## SUPPLIED DATA
* BEGIN *
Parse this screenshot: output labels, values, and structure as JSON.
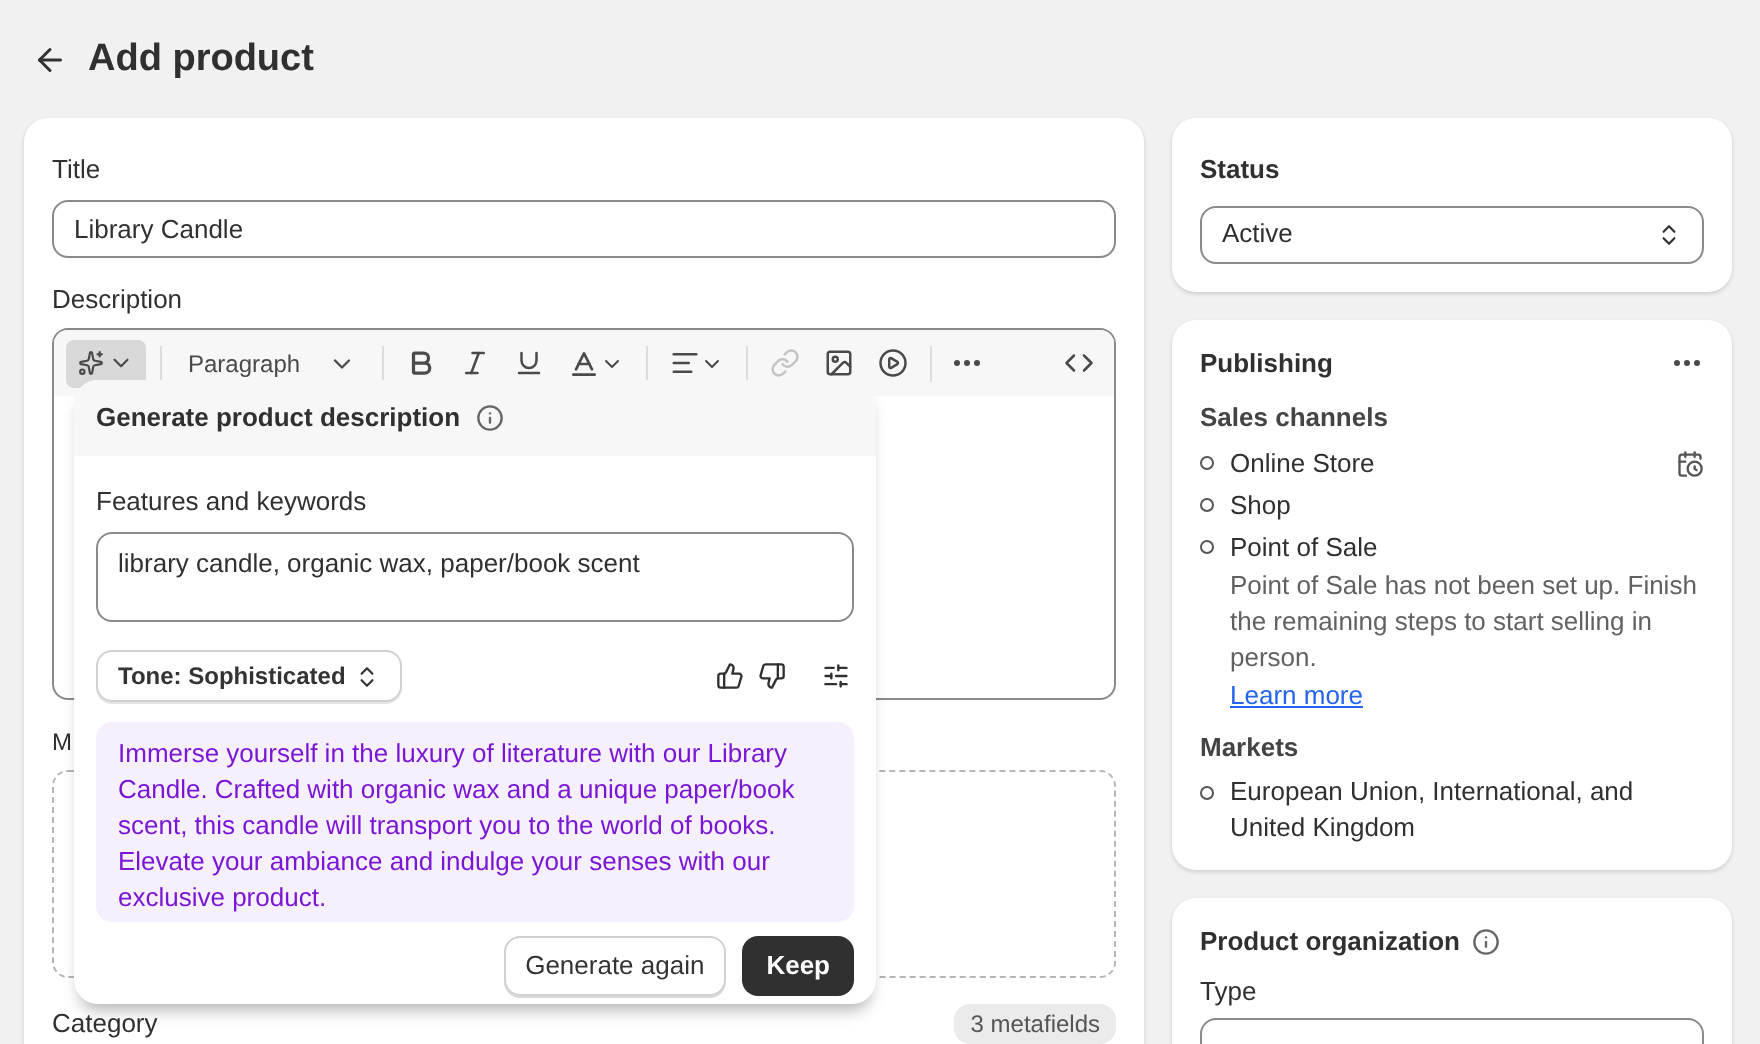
{
  "page": {
    "title": "Add product"
  },
  "title_field": {
    "label": "Title",
    "value": "Library Candle"
  },
  "description": {
    "label": "Description",
    "toolbar": {
      "paragraph": "Paragraph"
    }
  },
  "generator": {
    "title": "Generate product description",
    "keywords_label": "Features and keywords",
    "keywords": "library candle, organic wax, paper/book scent",
    "tone": "Tone: Sophisticated",
    "result": "Immerse yourself in the luxury of literature with our Library Candle. Crafted with organic wax and a unique paper/book scent, this candle will transport you to the world of books. Elevate your ambiance and indulge your senses with our exclusive product.",
    "buttons": [
      "Generate again",
      "Keep"
    ]
  },
  "media": {
    "label": "M"
  },
  "category": {
    "label": "Category",
    "badge": "3 metafields"
  },
  "status": {
    "title": "Status",
    "value": "Active"
  },
  "publishing": {
    "title": "Publishing",
    "channels_title": "Sales channels",
    "channels": [
      {
        "name": "Online Store"
      },
      {
        "name": "Shop"
      },
      {
        "name": "Point of Sale",
        "note": "Point of Sale has not been set up. Finish the remaining steps to start selling in person.",
        "link": "Learn more"
      }
    ],
    "markets_title": "Markets",
    "markets": [
      {
        "name": "European Union, International, and United Kingdom"
      }
    ]
  },
  "organization": {
    "title": "Product organization",
    "type_label": "Type"
  }
}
* END *
## YOUR OBJECTIVE
Without including the pictures, return each record above exactly as it stands.

## EXERCISE RESPONSE
Parse this screenshot: output labels, values, and structure as JSON.
{
  "page": {
    "title": "Add product"
  },
  "title_field": {
    "label": "Title",
    "value": "Library Candle"
  },
  "description": {
    "label": "Description",
    "toolbar": {
      "paragraph": "Paragraph"
    }
  },
  "generator": {
    "title": "Generate product description",
    "keywords_label": "Features and keywords",
    "keywords": "library candle, organic wax, paper/book scent",
    "tone": "Tone: Sophisticated",
    "result": "Immerse yourself in the luxury of literature with our Library Candle. Crafted with organic wax and a unique paper/book scent, this candle will transport you to the world of books. Elevate your ambiance and indulge your senses with our exclusive product.",
    "buttons": [
      "Generate again",
      "Keep"
    ]
  },
  "media": {
    "label": "M"
  },
  "category": {
    "label": "Category",
    "badge": "3 metafields"
  },
  "status": {
    "title": "Status",
    "value": "Active"
  },
  "publishing": {
    "title": "Publishing",
    "channels_title": "Sales channels",
    "channels": [
      {
        "name": "Online Store"
      },
      {
        "name": "Shop"
      },
      {
        "name": "Point of Sale",
        "note": "Point of Sale has not been set up. Finish the remaining steps to start selling in person.",
        "link": "Learn more"
      }
    ],
    "markets_title": "Markets",
    "markets": [
      {
        "name": "European Union, International, and United Kingdom"
      }
    ]
  },
  "organization": {
    "title": "Product organization",
    "type_label": "Type"
  }
}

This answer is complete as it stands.